Start of Given information

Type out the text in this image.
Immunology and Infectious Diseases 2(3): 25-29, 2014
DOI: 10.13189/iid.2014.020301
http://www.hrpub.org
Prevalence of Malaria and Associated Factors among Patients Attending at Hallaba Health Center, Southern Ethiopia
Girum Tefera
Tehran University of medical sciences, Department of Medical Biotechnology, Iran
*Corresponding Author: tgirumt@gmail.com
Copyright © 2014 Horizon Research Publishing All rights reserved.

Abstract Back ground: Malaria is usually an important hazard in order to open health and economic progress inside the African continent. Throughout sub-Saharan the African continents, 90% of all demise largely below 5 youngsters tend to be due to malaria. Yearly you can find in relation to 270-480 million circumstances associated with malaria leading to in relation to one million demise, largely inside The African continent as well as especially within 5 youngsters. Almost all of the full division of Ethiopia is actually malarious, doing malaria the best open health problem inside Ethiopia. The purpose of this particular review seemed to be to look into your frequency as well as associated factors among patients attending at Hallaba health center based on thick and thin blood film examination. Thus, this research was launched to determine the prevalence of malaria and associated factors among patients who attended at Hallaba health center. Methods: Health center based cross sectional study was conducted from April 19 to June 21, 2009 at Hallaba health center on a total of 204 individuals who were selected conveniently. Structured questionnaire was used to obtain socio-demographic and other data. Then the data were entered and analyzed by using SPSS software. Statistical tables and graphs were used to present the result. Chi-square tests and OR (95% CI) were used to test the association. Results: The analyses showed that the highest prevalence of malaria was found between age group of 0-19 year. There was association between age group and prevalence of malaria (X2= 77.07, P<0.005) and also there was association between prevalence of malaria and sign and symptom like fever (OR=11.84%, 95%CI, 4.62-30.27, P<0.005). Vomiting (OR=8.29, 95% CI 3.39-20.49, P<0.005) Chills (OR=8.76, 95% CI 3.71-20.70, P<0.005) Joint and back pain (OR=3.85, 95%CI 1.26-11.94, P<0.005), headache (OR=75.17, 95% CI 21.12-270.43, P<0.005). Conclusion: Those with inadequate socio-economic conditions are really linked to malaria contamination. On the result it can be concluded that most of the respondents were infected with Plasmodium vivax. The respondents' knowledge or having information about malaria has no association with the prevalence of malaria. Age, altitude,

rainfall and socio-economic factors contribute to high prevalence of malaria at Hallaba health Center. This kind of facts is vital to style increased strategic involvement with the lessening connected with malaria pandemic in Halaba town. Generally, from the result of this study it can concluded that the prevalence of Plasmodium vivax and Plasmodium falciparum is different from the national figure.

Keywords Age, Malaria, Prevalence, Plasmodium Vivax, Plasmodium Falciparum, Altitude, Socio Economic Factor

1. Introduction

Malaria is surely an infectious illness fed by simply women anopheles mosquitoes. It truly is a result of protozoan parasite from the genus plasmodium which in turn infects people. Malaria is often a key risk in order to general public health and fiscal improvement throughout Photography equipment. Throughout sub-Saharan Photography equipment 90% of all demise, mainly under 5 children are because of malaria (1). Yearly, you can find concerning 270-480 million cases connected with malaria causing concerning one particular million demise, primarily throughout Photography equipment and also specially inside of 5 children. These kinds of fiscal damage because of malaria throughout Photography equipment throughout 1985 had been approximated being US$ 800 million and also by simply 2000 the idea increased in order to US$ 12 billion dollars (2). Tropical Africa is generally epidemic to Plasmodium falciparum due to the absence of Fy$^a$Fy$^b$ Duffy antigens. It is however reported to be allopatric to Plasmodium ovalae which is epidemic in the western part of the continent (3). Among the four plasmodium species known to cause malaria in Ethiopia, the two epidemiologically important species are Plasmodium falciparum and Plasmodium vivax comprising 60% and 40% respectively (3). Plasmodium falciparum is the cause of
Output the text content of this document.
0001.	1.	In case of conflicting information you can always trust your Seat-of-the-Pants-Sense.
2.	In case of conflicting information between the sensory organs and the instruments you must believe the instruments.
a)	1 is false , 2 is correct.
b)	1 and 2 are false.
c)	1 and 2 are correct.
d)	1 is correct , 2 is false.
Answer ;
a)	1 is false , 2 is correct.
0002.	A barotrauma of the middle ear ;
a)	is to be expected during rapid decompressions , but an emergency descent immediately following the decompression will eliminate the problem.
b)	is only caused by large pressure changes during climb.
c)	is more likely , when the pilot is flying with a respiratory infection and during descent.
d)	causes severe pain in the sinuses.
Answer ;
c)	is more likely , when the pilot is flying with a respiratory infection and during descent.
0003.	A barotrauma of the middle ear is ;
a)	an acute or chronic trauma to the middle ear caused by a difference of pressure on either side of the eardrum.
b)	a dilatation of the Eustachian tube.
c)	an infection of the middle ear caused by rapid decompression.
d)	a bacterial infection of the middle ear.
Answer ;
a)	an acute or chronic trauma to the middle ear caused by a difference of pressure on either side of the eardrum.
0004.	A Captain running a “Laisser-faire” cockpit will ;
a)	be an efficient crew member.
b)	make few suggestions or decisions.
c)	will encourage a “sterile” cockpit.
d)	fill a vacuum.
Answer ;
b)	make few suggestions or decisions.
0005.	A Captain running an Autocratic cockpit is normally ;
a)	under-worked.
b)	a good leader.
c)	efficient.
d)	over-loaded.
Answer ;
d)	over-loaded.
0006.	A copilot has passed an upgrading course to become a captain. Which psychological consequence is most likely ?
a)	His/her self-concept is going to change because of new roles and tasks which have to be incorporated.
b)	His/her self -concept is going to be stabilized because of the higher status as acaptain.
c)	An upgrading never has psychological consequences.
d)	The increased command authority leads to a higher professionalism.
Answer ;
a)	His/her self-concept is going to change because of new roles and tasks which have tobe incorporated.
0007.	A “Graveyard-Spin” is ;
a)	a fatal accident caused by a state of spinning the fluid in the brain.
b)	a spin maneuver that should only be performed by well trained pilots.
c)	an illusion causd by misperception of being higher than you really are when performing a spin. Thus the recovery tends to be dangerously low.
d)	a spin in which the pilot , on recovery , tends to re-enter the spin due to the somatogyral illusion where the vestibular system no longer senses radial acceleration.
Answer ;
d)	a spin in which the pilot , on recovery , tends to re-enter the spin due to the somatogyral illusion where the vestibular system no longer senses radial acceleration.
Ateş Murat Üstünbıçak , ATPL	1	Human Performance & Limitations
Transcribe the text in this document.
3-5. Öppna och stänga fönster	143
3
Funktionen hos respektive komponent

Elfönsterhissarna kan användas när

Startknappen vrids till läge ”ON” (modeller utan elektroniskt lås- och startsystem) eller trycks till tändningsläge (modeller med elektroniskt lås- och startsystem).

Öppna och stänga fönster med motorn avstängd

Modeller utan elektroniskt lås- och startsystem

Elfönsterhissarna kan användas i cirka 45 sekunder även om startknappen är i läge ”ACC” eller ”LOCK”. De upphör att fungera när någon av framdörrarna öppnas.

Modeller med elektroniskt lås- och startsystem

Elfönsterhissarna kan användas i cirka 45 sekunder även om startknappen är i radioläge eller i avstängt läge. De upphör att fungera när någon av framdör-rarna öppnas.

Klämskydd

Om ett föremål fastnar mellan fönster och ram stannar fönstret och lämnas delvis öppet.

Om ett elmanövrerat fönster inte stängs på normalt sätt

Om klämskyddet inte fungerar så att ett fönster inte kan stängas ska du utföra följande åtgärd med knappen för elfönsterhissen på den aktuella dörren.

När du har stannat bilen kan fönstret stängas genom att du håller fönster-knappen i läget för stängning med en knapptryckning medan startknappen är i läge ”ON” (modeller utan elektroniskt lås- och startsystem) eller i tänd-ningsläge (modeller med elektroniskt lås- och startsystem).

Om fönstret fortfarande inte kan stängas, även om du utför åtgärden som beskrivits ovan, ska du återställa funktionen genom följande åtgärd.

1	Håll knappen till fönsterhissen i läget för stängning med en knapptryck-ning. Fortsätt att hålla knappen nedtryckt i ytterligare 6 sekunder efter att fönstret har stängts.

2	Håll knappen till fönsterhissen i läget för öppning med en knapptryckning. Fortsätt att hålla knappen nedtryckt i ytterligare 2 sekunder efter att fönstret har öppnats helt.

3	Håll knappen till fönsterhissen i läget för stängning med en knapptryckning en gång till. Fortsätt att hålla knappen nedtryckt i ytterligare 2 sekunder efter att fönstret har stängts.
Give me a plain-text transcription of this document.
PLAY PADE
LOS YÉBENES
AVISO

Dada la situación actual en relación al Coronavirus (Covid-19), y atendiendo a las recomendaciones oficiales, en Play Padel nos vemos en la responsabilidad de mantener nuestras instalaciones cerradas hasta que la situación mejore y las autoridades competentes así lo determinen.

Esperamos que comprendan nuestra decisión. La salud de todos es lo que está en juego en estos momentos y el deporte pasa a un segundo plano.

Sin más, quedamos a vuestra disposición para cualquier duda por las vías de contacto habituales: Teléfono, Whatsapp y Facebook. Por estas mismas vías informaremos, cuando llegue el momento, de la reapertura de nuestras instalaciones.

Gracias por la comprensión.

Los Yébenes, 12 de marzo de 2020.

End of Given information

Requirement: Retype exactly the lines from the one containing "Give me a plain-text" through the last line of the records above, including both.

Task result:
Give me a plain-text transcription of this document.
PLAY PADE
LOS YÉBENES
AVISO

Dada la situación actual en relación al Coronavirus (Covid-19), y atendiendo a las recomendaciones oficiales, en Play Padel nos vemos en la responsabilidad de mantener nuestras instalaciones cerradas hasta que la situación mejore y las autoridades competentes así lo determinen.

Esperamos que comprendan nuestra decisión. La salud de todos es lo que está en juego en estos momentos y el deporte pasa a un segundo plano.

Sin más, quedamos a vuestra disposición para cualquier duda por las vías de contacto habituales: Teléfono, Whatsapp y Facebook. Por estas mismas vías informaremos, cuando llegue el momento, de la reapertura de nuestras instalaciones.

Gracias por la comprensión.

Los Yébenes, 12 de marzo de 2020.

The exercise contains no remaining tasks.